- **WHAT THIS TASK INVOLVES**
From the listing below, pull out every line where the string "page" appears.

- **RECORDS SUPPLIED**

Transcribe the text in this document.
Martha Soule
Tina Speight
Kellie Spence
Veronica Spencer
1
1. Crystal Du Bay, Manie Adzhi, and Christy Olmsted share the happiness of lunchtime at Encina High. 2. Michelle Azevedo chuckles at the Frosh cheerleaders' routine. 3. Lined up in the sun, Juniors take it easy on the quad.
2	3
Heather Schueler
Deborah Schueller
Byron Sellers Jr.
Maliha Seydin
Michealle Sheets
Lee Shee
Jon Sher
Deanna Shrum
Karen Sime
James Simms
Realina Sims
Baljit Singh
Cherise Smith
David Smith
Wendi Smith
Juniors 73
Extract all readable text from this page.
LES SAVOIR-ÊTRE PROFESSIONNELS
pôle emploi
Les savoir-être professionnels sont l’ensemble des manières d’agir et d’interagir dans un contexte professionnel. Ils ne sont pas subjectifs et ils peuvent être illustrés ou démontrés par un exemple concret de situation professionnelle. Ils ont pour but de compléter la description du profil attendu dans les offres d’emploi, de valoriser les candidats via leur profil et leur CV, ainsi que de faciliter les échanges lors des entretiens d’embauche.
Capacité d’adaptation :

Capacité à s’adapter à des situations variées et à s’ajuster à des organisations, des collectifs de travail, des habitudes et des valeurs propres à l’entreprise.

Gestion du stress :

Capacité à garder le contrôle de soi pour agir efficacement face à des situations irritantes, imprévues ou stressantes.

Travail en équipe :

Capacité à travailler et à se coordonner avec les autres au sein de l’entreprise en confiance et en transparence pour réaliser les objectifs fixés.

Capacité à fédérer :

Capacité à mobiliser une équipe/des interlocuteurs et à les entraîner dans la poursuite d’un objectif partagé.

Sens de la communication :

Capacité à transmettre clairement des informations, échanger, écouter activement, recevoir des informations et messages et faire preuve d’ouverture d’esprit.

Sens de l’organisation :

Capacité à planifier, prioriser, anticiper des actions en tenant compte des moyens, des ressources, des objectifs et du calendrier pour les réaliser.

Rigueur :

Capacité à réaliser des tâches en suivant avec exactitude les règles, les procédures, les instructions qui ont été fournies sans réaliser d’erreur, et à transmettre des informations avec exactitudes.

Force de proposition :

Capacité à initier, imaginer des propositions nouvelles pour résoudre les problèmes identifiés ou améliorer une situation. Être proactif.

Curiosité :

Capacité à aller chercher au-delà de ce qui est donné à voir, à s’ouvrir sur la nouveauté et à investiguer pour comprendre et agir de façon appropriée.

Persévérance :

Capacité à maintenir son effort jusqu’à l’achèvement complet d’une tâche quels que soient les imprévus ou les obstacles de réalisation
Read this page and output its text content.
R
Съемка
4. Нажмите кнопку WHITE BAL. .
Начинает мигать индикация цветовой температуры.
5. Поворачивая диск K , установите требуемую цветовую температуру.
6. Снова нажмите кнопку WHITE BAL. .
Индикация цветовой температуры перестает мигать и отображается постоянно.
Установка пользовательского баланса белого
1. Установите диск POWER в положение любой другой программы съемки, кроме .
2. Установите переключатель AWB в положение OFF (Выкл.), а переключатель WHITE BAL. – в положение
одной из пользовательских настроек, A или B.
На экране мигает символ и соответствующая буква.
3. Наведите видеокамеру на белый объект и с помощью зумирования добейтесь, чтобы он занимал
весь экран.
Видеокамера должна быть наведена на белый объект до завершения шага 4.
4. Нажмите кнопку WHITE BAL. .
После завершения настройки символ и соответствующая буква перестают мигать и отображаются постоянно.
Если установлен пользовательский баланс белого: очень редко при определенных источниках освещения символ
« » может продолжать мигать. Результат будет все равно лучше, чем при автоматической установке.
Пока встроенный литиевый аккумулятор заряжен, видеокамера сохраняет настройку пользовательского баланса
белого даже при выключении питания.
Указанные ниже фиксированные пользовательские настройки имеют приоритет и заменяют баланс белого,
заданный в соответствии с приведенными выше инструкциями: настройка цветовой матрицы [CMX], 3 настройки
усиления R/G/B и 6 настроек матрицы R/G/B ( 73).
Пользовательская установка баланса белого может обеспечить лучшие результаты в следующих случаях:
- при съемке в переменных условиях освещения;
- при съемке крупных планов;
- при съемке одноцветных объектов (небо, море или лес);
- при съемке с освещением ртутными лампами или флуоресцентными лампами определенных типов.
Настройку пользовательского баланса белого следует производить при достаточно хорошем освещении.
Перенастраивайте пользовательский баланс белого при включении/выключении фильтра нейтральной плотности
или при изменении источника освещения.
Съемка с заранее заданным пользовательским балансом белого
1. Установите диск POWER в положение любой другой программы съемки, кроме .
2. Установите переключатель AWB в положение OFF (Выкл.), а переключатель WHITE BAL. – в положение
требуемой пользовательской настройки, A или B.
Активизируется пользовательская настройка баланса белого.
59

- **FULL ANSWER**
Extract all readable text from this page.
Read this page and output its text content.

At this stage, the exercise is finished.